> [Problem description] Print the entries in full, word for word, but not the pictures.

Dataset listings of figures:
▽

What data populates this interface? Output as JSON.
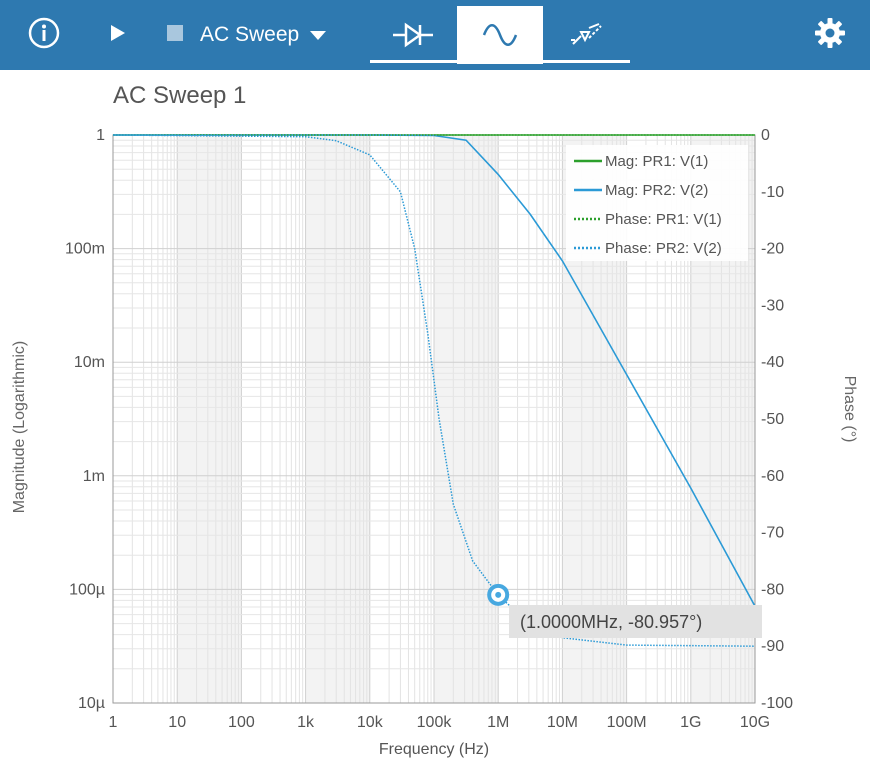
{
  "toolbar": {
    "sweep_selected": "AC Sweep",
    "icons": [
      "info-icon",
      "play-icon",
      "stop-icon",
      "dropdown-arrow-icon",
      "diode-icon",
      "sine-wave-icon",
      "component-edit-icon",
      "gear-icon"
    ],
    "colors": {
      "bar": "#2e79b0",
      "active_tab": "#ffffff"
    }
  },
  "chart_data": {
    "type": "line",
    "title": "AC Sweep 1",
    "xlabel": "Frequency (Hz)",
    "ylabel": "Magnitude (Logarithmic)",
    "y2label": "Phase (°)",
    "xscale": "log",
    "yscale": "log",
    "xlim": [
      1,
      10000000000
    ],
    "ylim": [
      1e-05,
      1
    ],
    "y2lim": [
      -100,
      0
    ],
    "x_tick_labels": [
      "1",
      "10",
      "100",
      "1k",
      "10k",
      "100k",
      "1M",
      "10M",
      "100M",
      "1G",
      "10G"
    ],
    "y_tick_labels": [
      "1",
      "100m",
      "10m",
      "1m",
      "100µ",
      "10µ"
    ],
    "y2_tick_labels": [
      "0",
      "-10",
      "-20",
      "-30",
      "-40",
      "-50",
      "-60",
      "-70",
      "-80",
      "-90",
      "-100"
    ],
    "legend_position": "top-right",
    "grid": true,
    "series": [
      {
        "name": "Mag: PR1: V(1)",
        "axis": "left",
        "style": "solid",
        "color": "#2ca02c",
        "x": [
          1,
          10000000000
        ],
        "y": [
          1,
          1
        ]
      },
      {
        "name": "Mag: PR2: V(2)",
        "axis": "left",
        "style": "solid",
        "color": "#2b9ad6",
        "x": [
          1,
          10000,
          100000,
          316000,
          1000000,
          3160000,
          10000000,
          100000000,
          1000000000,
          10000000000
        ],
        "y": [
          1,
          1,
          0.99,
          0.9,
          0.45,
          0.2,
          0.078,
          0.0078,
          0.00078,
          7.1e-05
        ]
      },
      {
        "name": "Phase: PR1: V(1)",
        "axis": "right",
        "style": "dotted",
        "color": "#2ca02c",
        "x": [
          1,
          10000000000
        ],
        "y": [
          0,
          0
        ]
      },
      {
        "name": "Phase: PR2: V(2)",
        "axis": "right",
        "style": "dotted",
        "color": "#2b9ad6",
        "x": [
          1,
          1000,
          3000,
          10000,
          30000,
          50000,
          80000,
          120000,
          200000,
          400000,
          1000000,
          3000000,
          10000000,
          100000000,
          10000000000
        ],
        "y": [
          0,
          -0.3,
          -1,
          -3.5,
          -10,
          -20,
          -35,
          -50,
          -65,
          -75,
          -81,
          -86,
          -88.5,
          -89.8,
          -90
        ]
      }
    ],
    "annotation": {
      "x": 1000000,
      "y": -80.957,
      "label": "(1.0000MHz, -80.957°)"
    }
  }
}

△

> [Response to this task]
What data populates this interface? Output as JSON.
{
  "toolbar": {
    "sweep_selected": "AC Sweep",
    "icons": [
      "info-icon",
      "play-icon",
      "stop-icon",
      "dropdown-arrow-icon",
      "diode-icon",
      "sine-wave-icon",
      "component-edit-icon",
      "gear-icon"
    ],
    "colors": {
      "bar": "#2e79b0",
      "active_tab": "#ffffff"
    }
  },
  "chart_data": {
    "type": "line",
    "title": "AC Sweep 1",
    "xlabel": "Frequency (Hz)",
    "ylabel": "Magnitude (Logarithmic)",
    "y2label": "Phase (°)",
    "xscale": "log",
    "yscale": "log",
    "xlim": [
      1,
      10000000000
    ],
    "ylim": [
      1e-05,
      1
    ],
    "y2lim": [
      -100,
      0
    ],
    "x_tick_labels": [
      "1",
      "10",
      "100",
      "1k",
      "10k",
      "100k",
      "1M",
      "10M",
      "100M",
      "1G",
      "10G"
    ],
    "y_tick_labels": [
      "1",
      "100m",
      "10m",
      "1m",
      "100µ",
      "10µ"
    ],
    "y2_tick_labels": [
      "0",
      "-10",
      "-20",
      "-30",
      "-40",
      "-50",
      "-60",
      "-70",
      "-80",
      "-90",
      "-100"
    ],
    "legend_position": "top-right",
    "grid": true,
    "series": [
      {
        "name": "Mag: PR1: V(1)",
        "axis": "left",
        "style": "solid",
        "color": "#2ca02c",
        "x": [
          1,
          10000000000
        ],
        "y": [
          1,
          1
        ]
      },
      {
        "name": "Mag: PR2: V(2)",
        "axis": "left",
        "style": "solid",
        "color": "#2b9ad6",
        "x": [
          1,
          10000,
          100000,
          316000,
          1000000,
          3160000,
          10000000,
          100000000,
          1000000000,
          10000000000
        ],
        "y": [
          1,
          1,
          0.99,
          0.9,
          0.45,
          0.2,
          0.078,
          0.0078,
          0.00078,
          7.1e-05
        ]
      },
      {
        "name": "Phase: PR1: V(1)",
        "axis": "right",
        "style": "dotted",
        "color": "#2ca02c",
        "x": [
          1,
          10000000000
        ],
        "y": [
          0,
          0
        ]
      },
      {
        "name": "Phase: PR2: V(2)",
        "axis": "right",
        "style": "dotted",
        "color": "#2b9ad6",
        "x": [
          1,
          1000,
          3000,
          10000,
          30000,
          50000,
          80000,
          120000,
          200000,
          400000,
          1000000,
          3000000,
          10000000,
          100000000,
          10000000000
        ],
        "y": [
          0,
          -0.3,
          -1,
          -3.5,
          -10,
          -20,
          -35,
          -50,
          -65,
          -75,
          -81,
          -86,
          -88.5,
          -89.8,
          -90
        ]
      }
    ],
    "annotation": {
      "x": 1000000,
      "y": -80.957,
      "label": "(1.0000MHz, -80.957°)"
    }
  }
}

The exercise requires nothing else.